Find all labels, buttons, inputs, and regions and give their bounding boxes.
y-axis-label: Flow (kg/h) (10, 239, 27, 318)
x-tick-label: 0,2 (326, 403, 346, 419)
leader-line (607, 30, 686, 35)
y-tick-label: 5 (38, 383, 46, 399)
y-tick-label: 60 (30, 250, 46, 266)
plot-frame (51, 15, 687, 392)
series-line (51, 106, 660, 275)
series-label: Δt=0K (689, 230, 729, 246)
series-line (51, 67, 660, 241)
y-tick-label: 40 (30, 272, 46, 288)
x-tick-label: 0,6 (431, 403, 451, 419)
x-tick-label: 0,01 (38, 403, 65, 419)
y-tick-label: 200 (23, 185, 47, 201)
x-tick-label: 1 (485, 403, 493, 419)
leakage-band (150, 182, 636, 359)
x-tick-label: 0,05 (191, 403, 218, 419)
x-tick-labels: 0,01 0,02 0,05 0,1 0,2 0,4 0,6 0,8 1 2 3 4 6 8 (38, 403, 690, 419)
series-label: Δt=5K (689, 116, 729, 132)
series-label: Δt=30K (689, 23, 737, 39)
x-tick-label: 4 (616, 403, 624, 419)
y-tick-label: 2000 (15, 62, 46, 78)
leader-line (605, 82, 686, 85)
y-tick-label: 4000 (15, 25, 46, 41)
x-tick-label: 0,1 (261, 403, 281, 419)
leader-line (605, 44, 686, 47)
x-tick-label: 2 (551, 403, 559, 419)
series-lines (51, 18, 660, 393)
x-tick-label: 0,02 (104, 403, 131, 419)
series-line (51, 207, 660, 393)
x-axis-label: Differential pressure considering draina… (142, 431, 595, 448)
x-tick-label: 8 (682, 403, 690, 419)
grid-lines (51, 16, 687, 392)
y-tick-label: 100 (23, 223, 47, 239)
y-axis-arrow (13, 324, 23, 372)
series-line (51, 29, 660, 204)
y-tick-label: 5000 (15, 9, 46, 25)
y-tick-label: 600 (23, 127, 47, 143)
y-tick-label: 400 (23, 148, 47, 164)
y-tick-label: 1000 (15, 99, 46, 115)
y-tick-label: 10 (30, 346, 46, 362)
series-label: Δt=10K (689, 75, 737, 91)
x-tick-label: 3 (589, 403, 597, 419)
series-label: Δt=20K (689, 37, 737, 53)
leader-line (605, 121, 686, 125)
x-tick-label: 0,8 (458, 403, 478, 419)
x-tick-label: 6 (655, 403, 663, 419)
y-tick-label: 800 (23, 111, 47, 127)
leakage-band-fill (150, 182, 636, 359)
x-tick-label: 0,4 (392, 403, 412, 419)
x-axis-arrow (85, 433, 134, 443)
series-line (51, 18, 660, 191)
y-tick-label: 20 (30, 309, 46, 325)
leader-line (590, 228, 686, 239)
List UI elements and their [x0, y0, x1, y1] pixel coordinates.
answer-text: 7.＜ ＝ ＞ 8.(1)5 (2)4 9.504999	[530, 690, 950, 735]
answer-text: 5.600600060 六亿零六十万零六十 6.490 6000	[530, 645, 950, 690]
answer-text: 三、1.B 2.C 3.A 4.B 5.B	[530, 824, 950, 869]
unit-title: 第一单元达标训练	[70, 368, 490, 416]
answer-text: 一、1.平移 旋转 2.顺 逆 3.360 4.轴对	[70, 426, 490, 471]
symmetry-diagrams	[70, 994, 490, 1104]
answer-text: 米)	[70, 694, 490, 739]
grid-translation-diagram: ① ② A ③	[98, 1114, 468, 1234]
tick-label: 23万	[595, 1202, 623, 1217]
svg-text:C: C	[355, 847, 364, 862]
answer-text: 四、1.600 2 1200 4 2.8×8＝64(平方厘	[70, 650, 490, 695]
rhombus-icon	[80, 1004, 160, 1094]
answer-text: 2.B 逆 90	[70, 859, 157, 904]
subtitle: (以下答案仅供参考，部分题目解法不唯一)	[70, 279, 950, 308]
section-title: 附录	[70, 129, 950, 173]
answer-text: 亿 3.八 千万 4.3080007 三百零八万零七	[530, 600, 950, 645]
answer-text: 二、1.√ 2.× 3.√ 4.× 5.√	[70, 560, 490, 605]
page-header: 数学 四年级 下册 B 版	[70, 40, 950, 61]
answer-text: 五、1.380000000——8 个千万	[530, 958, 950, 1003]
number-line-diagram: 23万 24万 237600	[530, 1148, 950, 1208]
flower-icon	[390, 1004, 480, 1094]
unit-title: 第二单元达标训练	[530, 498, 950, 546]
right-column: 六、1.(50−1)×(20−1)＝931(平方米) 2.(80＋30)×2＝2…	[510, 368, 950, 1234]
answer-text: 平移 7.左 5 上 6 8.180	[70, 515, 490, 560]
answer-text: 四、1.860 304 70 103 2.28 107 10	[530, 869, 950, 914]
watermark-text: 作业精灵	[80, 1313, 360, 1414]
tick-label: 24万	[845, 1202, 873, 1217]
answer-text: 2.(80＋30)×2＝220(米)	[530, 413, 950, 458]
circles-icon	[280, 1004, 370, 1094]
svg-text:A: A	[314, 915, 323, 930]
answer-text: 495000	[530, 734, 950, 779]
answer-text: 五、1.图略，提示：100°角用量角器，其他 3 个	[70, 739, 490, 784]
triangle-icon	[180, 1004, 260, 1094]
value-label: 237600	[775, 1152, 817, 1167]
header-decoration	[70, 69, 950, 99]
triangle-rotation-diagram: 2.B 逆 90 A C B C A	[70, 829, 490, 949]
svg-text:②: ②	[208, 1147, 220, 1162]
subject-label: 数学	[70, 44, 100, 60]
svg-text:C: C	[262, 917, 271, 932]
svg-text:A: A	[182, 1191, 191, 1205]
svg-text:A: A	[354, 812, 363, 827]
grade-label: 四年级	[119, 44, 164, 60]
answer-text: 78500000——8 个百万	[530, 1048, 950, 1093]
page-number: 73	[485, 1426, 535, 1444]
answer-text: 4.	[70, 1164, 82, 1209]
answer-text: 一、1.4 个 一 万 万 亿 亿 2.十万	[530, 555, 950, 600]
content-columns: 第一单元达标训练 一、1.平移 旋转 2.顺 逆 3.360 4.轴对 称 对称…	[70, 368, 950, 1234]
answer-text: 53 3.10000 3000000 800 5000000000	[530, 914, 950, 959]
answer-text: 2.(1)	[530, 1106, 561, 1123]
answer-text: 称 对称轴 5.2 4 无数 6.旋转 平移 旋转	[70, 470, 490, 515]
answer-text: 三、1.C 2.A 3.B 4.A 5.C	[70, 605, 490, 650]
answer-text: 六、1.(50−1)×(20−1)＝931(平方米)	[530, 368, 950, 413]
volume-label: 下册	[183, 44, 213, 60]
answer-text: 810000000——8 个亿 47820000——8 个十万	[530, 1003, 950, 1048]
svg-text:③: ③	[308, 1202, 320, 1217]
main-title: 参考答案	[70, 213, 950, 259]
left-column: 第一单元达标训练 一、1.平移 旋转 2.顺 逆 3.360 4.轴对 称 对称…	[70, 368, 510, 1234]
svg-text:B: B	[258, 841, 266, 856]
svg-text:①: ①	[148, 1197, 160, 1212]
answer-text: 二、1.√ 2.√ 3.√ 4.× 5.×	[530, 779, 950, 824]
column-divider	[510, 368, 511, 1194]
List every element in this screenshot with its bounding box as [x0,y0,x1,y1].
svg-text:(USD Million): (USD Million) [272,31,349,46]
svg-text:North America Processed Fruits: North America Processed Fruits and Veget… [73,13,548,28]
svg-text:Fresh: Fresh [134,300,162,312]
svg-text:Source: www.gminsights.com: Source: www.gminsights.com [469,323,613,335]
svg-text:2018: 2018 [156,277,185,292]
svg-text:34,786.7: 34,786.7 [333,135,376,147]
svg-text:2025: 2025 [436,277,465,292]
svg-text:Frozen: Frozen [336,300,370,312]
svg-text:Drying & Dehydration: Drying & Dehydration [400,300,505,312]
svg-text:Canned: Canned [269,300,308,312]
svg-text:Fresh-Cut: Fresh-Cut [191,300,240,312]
**********
INSTRUCTIONS TO FOLLOW:
Copy out every row from the first one through the row containing "series-line (51, 207, 660, 393)", including both of those rows.

WRITTEN ANSWER:
Find all labels, buttons, inputs, and regions and give their bounding boxes.
y-axis-label: Flow (kg/h) (10, 239, 27, 318)
x-tick-label: 0,2 (326, 403, 346, 419)
leader-line (607, 30, 686, 35)
y-tick-label: 5 (38, 383, 46, 399)
y-tick-label: 60 (30, 250, 46, 266)
plot-frame (51, 15, 687, 392)
series-line (51, 106, 660, 275)
series-label: Δt=0K (689, 230, 729, 246)
series-line (51, 67, 660, 241)
y-tick-label: 40 (30, 272, 46, 288)
x-tick-label: 0,6 (431, 403, 451, 419)
x-tick-label: 0,01 (38, 403, 65, 419)
y-tick-label: 200 (23, 185, 47, 201)
x-tick-label: 1 (485, 403, 493, 419)
leakage-band (150, 182, 636, 359)
x-tick-label: 0,05 (191, 403, 218, 419)
x-tick-labels: 0,01 0,02 0,05 0,1 0,2 0,4 0,6 0,8 1 2 3 4 6 8 (38, 403, 690, 419)
series-label: Δt=5K (689, 116, 729, 132)
series-label: Δt=30K (689, 23, 737, 39)
x-tick-label: 4 (616, 403, 624, 419)
y-tick-label: 2000 (15, 62, 46, 78)
leader-line (605, 82, 686, 85)
y-tick-label: 4000 (15, 25, 46, 41)
x-tick-label: 0,1 (261, 403, 281, 419)
leader-line (605, 44, 686, 47)
x-tick-label: 2 (551, 403, 559, 419)
series-lines (51, 18, 660, 393)
x-tick-label: 0,02 (104, 403, 131, 419)
series-line (51, 207, 660, 393)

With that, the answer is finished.